*What the exercise asks*:
Reproduce each line that includes the word "this".

*Extracted entries*:
++++++++++++++++++++
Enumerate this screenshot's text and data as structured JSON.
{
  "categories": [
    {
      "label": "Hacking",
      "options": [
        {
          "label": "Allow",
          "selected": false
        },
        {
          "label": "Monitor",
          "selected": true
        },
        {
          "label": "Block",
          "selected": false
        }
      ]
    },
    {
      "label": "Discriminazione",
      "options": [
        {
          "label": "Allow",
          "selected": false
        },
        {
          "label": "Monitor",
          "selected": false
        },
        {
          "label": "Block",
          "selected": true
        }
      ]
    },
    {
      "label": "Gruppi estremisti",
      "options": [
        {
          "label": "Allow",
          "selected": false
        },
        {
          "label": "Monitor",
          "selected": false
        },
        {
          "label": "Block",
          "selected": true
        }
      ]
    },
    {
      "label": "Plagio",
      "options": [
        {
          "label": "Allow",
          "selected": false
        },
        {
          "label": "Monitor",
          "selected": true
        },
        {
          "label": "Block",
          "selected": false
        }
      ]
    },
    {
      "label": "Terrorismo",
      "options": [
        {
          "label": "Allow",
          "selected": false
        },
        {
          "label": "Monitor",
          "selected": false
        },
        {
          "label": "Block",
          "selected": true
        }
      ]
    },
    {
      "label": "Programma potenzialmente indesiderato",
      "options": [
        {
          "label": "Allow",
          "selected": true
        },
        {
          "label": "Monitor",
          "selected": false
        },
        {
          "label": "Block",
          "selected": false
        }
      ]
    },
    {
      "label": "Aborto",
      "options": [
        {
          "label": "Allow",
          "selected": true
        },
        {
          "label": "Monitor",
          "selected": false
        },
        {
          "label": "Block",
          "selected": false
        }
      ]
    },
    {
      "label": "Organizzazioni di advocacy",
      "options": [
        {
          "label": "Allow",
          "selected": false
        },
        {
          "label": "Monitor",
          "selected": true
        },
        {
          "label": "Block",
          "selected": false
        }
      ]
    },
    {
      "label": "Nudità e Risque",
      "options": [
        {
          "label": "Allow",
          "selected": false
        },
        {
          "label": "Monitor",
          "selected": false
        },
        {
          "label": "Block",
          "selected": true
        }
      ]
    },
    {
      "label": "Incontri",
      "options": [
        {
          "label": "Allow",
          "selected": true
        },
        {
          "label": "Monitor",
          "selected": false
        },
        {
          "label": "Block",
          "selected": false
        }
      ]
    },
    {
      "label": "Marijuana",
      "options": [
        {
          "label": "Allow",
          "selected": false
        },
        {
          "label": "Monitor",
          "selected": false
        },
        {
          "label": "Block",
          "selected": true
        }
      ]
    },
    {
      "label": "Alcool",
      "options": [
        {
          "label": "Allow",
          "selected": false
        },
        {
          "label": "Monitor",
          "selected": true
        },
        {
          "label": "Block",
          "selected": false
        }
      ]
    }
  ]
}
++++++++++++++++++++
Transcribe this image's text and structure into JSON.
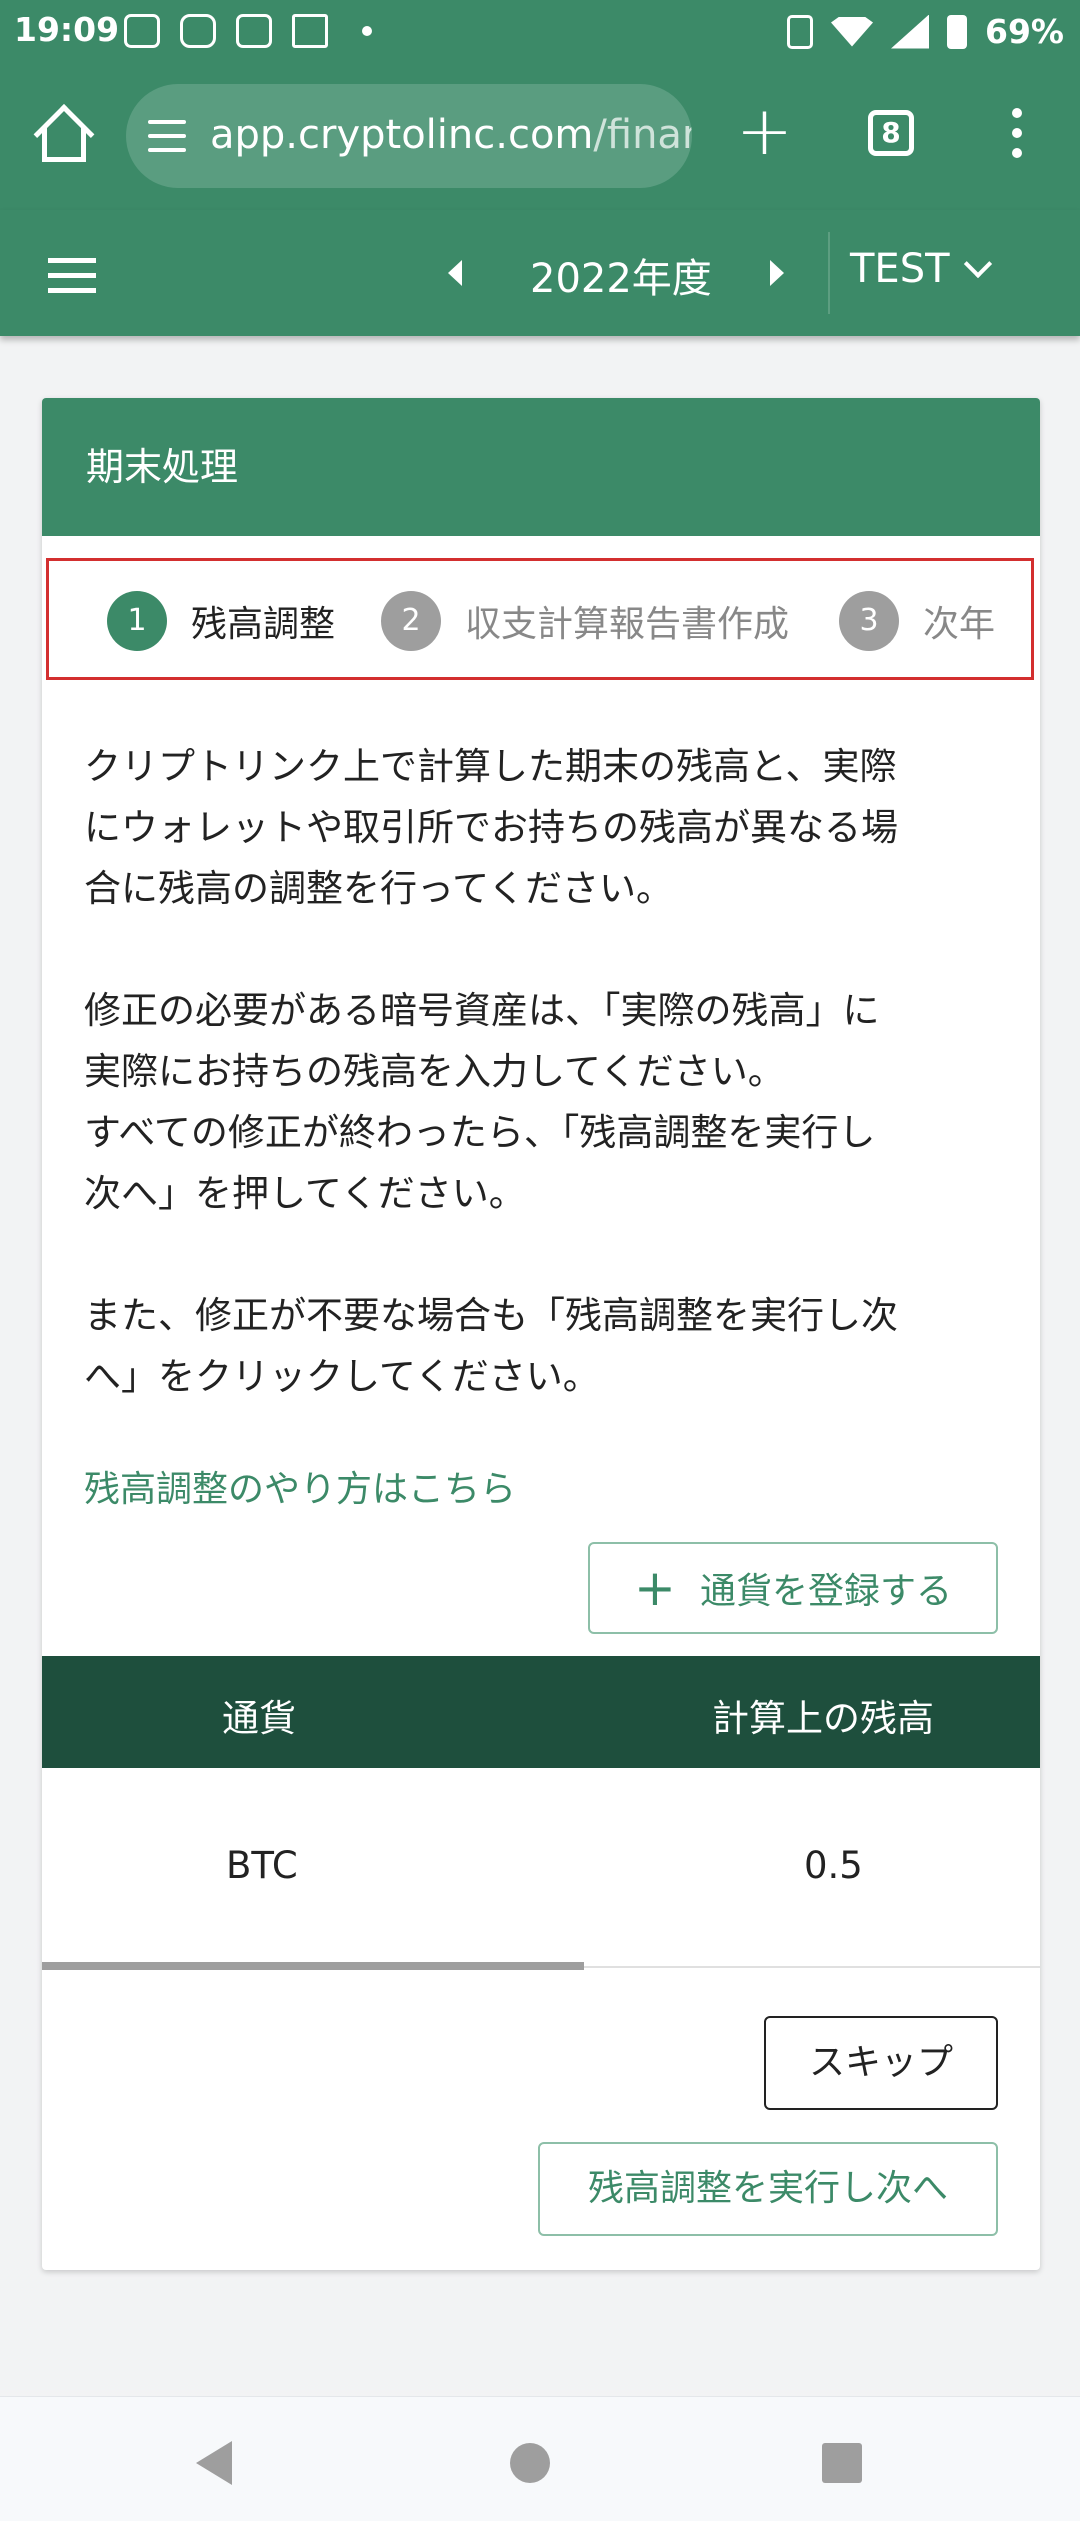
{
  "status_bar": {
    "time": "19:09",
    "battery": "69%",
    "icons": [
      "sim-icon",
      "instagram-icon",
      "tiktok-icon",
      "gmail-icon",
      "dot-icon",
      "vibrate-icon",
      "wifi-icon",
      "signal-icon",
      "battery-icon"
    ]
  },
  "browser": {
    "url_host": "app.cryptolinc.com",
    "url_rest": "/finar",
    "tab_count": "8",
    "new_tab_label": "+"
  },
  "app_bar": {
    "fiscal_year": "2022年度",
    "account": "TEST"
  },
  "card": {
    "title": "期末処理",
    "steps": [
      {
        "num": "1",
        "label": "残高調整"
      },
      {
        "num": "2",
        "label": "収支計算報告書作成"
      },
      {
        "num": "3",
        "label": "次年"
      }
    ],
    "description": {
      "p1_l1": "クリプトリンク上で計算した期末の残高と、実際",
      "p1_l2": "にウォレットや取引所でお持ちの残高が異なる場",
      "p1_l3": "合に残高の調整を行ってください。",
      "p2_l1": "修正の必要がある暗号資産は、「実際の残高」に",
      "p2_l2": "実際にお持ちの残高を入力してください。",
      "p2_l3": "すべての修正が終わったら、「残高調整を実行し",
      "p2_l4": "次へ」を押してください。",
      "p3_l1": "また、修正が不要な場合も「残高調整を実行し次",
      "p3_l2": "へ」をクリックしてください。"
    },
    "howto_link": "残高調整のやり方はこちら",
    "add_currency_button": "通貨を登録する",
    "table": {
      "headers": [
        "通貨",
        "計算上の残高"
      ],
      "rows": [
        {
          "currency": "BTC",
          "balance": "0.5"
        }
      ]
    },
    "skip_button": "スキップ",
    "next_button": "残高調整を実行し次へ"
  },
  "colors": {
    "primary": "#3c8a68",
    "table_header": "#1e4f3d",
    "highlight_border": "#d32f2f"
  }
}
++++++++++++++++++++
*Task solution*:
Enumerate this screenshot's text and data as structured JSON.
Transcribe this image's text and structure into JSON.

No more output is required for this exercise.